WRITTEN INSTRUCTION: Note how many lines include the word "values", and give that number by itself.

Extracted data entries:
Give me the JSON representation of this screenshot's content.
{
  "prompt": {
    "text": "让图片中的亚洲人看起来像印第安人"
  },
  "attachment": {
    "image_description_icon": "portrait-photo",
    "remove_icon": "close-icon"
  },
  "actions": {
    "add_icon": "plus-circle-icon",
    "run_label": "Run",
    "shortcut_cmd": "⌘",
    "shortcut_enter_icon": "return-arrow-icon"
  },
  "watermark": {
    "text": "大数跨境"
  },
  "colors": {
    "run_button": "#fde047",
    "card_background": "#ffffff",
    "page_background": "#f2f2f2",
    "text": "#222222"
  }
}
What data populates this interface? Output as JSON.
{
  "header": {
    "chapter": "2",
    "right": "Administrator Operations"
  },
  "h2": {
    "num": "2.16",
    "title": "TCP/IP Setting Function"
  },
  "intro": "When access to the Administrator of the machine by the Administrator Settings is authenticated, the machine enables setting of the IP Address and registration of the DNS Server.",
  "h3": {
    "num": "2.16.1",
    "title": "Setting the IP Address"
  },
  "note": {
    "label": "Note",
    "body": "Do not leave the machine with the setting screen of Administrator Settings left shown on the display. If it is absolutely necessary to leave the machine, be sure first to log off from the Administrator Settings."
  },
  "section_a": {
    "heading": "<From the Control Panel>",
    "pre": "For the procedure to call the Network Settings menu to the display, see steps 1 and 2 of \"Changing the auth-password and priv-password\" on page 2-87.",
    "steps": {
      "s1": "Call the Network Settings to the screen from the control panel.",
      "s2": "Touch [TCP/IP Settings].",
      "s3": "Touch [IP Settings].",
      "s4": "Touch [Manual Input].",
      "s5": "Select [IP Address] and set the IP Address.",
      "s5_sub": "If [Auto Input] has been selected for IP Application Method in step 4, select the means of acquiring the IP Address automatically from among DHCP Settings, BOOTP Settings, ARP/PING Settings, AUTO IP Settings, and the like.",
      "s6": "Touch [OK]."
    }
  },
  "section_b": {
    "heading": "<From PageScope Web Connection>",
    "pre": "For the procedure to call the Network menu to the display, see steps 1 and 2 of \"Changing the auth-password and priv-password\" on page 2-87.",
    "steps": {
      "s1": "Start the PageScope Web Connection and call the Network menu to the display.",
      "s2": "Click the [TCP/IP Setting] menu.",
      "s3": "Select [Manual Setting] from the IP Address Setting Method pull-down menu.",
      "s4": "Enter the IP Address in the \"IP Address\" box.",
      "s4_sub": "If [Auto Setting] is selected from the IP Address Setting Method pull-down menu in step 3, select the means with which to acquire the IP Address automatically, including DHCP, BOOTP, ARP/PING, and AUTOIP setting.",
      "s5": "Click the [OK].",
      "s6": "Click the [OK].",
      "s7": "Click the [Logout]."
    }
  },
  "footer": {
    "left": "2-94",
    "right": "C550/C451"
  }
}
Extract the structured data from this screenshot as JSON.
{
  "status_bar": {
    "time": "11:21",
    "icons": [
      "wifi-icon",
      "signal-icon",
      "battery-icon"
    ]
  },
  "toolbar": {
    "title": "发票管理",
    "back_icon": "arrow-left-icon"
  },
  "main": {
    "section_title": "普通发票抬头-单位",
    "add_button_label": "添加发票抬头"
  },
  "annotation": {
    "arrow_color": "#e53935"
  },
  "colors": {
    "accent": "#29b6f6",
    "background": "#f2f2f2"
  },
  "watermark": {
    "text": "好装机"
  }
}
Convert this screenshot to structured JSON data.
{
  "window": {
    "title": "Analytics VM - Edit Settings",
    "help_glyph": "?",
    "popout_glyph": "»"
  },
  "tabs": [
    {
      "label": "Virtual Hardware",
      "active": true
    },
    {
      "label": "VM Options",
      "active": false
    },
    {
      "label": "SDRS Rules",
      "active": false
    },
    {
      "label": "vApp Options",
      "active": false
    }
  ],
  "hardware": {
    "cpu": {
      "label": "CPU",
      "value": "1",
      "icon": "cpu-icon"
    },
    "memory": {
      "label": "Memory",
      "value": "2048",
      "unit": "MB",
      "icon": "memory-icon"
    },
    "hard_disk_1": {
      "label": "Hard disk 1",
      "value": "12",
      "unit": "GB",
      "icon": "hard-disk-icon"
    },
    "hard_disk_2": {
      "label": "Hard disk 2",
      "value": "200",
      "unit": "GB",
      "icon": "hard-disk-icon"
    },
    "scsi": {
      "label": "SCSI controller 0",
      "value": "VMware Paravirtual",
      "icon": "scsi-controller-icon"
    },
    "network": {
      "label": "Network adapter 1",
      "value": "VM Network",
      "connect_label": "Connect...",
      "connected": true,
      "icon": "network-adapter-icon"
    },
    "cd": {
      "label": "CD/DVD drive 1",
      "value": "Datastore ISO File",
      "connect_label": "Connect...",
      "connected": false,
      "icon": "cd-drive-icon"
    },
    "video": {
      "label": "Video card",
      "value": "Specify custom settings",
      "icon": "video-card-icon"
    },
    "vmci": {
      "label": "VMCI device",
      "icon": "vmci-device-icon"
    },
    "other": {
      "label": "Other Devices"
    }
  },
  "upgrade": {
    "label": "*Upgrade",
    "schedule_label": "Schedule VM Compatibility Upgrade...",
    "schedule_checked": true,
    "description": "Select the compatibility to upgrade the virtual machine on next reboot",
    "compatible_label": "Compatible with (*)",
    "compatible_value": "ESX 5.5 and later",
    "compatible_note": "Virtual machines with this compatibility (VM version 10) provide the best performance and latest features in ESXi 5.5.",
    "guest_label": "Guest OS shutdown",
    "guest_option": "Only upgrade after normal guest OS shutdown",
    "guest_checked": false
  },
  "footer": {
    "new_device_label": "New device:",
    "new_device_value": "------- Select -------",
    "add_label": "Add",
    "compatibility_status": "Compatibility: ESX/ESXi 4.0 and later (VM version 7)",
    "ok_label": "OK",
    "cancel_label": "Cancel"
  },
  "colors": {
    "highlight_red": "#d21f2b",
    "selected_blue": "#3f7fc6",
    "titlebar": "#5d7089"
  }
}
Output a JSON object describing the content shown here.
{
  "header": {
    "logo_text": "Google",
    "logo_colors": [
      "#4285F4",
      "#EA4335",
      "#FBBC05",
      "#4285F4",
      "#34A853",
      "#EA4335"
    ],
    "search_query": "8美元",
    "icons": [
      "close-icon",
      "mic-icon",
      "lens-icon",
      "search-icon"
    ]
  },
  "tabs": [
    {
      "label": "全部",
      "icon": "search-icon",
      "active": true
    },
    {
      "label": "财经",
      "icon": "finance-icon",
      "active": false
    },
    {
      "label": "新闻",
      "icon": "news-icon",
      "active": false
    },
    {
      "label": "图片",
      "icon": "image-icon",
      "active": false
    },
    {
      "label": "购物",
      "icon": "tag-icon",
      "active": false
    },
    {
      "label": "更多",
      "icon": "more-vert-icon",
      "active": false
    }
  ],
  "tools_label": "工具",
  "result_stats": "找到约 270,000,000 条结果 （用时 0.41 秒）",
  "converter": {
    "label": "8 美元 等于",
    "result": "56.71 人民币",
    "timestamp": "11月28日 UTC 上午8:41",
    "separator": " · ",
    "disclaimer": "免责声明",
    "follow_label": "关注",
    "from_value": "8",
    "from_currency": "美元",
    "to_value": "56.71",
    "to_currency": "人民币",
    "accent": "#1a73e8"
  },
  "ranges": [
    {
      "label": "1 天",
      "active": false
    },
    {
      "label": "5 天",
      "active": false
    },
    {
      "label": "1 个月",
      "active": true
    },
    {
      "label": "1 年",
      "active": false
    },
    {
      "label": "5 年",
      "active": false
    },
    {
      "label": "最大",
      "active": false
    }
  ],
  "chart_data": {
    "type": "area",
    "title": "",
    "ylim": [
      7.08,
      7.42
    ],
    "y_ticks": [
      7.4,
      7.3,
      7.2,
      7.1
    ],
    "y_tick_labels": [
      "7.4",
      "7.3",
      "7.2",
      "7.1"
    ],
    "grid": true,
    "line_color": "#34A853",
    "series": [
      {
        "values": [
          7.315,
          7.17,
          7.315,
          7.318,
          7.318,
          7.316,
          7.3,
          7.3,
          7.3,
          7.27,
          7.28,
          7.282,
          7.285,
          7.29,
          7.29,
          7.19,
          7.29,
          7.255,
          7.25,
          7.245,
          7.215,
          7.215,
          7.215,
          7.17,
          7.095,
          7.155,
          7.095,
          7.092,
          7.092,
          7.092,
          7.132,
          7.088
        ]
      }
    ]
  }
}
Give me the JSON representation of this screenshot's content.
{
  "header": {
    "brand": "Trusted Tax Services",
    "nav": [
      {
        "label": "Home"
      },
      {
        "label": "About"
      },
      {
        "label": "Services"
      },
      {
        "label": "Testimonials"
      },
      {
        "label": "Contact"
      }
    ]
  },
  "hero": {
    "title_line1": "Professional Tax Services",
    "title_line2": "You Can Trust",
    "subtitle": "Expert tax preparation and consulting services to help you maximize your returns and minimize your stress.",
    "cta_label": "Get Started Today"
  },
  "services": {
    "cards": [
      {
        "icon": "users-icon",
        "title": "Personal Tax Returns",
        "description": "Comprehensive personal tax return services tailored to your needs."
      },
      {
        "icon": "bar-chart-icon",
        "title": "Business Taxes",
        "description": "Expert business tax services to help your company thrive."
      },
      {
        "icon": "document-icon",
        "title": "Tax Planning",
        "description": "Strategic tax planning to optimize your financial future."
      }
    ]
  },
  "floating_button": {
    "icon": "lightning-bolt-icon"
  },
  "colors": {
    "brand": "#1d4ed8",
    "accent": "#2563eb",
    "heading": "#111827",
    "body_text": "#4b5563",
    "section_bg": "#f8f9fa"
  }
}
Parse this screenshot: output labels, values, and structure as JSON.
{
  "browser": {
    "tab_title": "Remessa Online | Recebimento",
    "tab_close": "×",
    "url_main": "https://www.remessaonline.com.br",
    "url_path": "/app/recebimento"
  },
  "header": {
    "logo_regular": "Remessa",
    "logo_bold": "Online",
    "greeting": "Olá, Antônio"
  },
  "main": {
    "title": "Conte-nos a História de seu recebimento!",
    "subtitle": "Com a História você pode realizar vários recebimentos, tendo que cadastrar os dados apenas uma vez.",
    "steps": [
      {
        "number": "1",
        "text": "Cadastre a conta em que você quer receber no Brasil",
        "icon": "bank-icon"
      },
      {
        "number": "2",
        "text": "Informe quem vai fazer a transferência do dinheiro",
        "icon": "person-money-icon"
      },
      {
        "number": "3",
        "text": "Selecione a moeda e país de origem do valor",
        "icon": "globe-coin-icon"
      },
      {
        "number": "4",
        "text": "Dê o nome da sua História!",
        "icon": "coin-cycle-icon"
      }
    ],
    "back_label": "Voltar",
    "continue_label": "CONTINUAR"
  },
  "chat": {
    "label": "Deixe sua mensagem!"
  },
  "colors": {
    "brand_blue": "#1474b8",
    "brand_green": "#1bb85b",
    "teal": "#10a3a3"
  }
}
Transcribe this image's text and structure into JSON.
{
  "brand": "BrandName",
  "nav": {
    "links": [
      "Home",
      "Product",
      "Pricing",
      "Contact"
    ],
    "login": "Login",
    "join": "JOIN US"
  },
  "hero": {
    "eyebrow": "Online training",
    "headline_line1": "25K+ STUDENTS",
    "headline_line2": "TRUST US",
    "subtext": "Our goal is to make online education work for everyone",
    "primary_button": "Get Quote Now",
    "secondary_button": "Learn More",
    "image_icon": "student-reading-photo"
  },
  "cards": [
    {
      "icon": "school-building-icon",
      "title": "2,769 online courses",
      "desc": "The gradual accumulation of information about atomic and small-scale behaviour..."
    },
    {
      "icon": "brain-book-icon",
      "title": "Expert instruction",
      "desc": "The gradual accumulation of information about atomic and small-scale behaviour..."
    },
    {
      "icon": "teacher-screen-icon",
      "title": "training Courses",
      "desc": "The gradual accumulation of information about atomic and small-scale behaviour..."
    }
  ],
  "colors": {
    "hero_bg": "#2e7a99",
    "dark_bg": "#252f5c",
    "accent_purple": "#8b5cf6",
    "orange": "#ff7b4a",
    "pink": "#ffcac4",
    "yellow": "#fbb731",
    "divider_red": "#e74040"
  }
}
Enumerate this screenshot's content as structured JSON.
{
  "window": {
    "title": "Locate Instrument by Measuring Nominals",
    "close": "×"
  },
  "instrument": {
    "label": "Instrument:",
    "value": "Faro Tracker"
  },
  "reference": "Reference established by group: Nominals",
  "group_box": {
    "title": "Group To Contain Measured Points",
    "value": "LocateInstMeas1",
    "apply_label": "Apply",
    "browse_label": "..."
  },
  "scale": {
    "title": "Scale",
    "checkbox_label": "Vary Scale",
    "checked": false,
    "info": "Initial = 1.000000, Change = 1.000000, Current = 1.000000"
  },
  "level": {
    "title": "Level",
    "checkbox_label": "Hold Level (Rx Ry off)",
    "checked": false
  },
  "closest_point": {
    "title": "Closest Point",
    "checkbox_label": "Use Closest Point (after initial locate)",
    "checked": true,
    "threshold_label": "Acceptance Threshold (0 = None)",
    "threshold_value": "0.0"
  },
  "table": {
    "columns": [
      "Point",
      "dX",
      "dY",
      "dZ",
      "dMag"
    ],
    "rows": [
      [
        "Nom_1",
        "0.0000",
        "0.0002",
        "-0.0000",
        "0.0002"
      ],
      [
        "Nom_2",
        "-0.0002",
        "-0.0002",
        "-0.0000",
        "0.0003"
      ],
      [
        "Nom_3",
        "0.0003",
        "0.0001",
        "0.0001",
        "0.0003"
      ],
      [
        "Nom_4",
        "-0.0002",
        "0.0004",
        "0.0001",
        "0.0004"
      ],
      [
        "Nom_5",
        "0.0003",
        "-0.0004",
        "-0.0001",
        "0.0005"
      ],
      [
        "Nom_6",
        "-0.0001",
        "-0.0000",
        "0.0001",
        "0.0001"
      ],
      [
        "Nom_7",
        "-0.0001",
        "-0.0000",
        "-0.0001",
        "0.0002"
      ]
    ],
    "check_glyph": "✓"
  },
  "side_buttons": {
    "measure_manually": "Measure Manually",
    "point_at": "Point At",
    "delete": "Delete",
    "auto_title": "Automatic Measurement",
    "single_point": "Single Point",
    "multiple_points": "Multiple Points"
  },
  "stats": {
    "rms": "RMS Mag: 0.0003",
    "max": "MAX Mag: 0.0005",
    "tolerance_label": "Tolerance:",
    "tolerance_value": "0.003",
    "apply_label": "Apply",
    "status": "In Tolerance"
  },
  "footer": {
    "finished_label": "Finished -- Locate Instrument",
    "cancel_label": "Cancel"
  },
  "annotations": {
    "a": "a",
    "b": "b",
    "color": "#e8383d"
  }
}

THE OUTPUT: 2